- [PROBLEM STATEMENT]
Check each line of the listing, and copy it if it contains the word "Principais".

+++ RECORDS SHOWN

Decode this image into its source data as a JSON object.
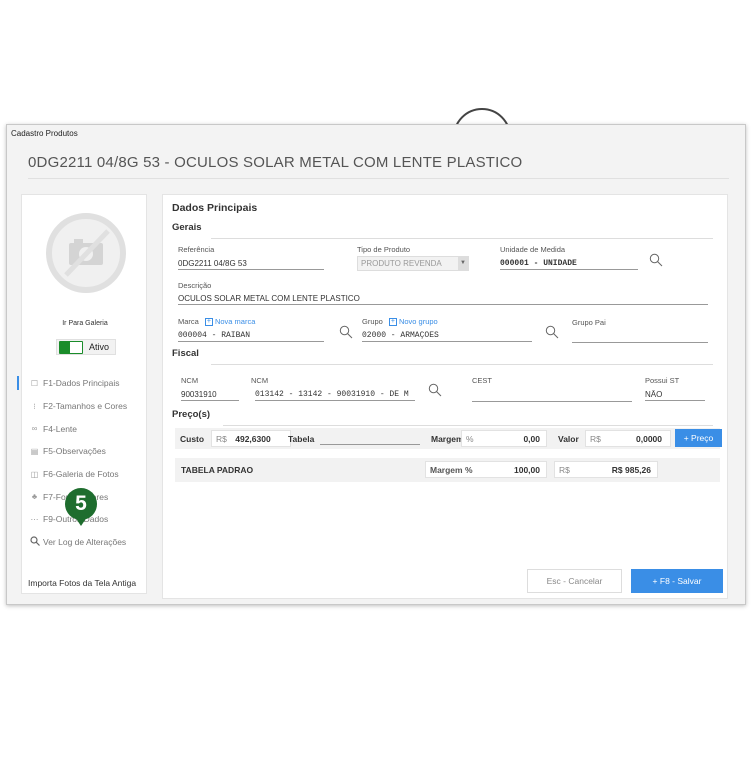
{
  "window": {
    "title": "Cadastro Produtos"
  },
  "product_title": "0DG2211 04/8G 53 - OCULOS SOLAR METAL COM LENTE PLASTICO",
  "left": {
    "gallery_link": "Ir Para Galeria",
    "active_label": "Ativo",
    "badge": "5",
    "nav": [
      {
        "icon": "principal-icon",
        "label": "F1-Dados Principais"
      },
      {
        "icon": "sizes-icon",
        "label": "F2-Tamanhos e Cores"
      },
      {
        "icon": "glasses-icon",
        "label": "F4-Lente"
      },
      {
        "icon": "notes-icon",
        "label": "F5-Observações"
      },
      {
        "icon": "photo-icon",
        "label": "F6-Galeria de Fotos"
      },
      {
        "icon": "suppliers-icon",
        "label": "F7-Fornecedores"
      },
      {
        "icon": "dots-icon",
        "label": "F9-Outros Dados"
      },
      {
        "icon": "search-icon",
        "label": "Ver Log de Alterações"
      }
    ],
    "import_label": "Importa Fotos da Tela Antiga"
  },
  "main": {
    "section_title": "Dados Principais",
    "gerais": {
      "heading": "Gerais",
      "referencia_label": "Referência",
      "referencia": "0DG2211 04/8G 53",
      "tipo_label": "Tipo de Produto",
      "tipo": "PRODUTO REVENDA",
      "unidade_label": "Unidade de Medida",
      "unidade": "000001 - UNIDADE",
      "descricao_label": "Descrição",
      "descricao": "OCULOS SOLAR METAL COM LENTE PLASTICO",
      "marca_label": "Marca",
      "nova_marca": "Nova marca",
      "marca": "000004 - RAIBAN",
      "grupo_label": "Grupo",
      "novo_grupo": "Novo grupo",
      "grupo": "02000 - ARMAÇÕES",
      "grupo_pai_label": "Grupo Pai",
      "grupo_pai": ""
    },
    "fiscal": {
      "heading": "Fiscal",
      "ncm_label": "NCM",
      "ncm": "90031910",
      "ncm2_label": "NCM",
      "ncm2": "013142 - 13142 - 90031910 - DE M",
      "cest_label": "CEST",
      "cest": "",
      "possui_st_label": "Possui ST",
      "possui_st": "NÃO"
    },
    "precos": {
      "heading": "Preço(s)",
      "custo_label": "Custo",
      "currency": "R$",
      "custo": "492,6300",
      "tabela_label": "Tabela",
      "tabela": "",
      "margem_label": "Margem",
      "percent": "%",
      "margem": "0,00",
      "valor_label": "Valor",
      "valor": "0,0000",
      "preco_button": "+ Preço",
      "table_name": "TABELA PADRAO",
      "table_margem_label": "Margem %",
      "table_margem": "100,00",
      "table_currency": "R$",
      "table_valor": "R$ 985,26"
    },
    "cancel_button": "Esc - Cancelar",
    "save_button": "+   F8 - Salvar"
  }
}
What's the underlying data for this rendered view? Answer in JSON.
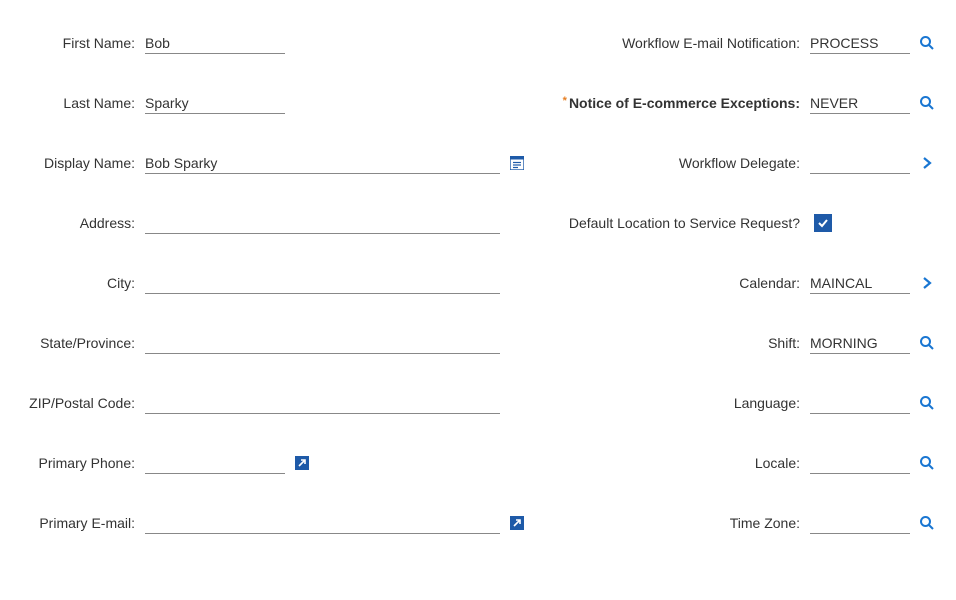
{
  "left": {
    "first_name": {
      "label": "First Name:",
      "value": "Bob"
    },
    "last_name": {
      "label": "Last Name:",
      "value": "Sparky"
    },
    "display_name": {
      "label": "Display Name:",
      "value": "Bob Sparky"
    },
    "address": {
      "label": "Address:",
      "value": ""
    },
    "city": {
      "label": "City:",
      "value": ""
    },
    "state": {
      "label": "State/Province:",
      "value": ""
    },
    "zip": {
      "label": "ZIP/Postal Code:",
      "value": ""
    },
    "primary_phone": {
      "label": "Primary Phone:",
      "value": ""
    },
    "primary_email": {
      "label": "Primary E-mail:",
      "value": ""
    }
  },
  "right": {
    "workflow_email": {
      "label": "Workflow E-mail Notification:",
      "value": "PROCESS"
    },
    "ecommerce_exceptions": {
      "label": "Notice of E-commerce Exceptions:",
      "value": "NEVER",
      "required": "*"
    },
    "workflow_delegate": {
      "label": "Workflow Delegate:",
      "value": ""
    },
    "default_location": {
      "label": "Default Location to Service Request?",
      "checked": true
    },
    "calendar": {
      "label": "Calendar:",
      "value": "MAINCAL"
    },
    "shift": {
      "label": "Shift:",
      "value": "MORNING"
    },
    "language": {
      "label": "Language:",
      "value": ""
    },
    "locale": {
      "label": "Locale:",
      "value": ""
    },
    "timezone": {
      "label": "Time Zone:",
      "value": ""
    }
  }
}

++++++

- [WRITTEN ANSWER]
        "label": "F1-Dados Principais"
    "section_title": "Dados Principais",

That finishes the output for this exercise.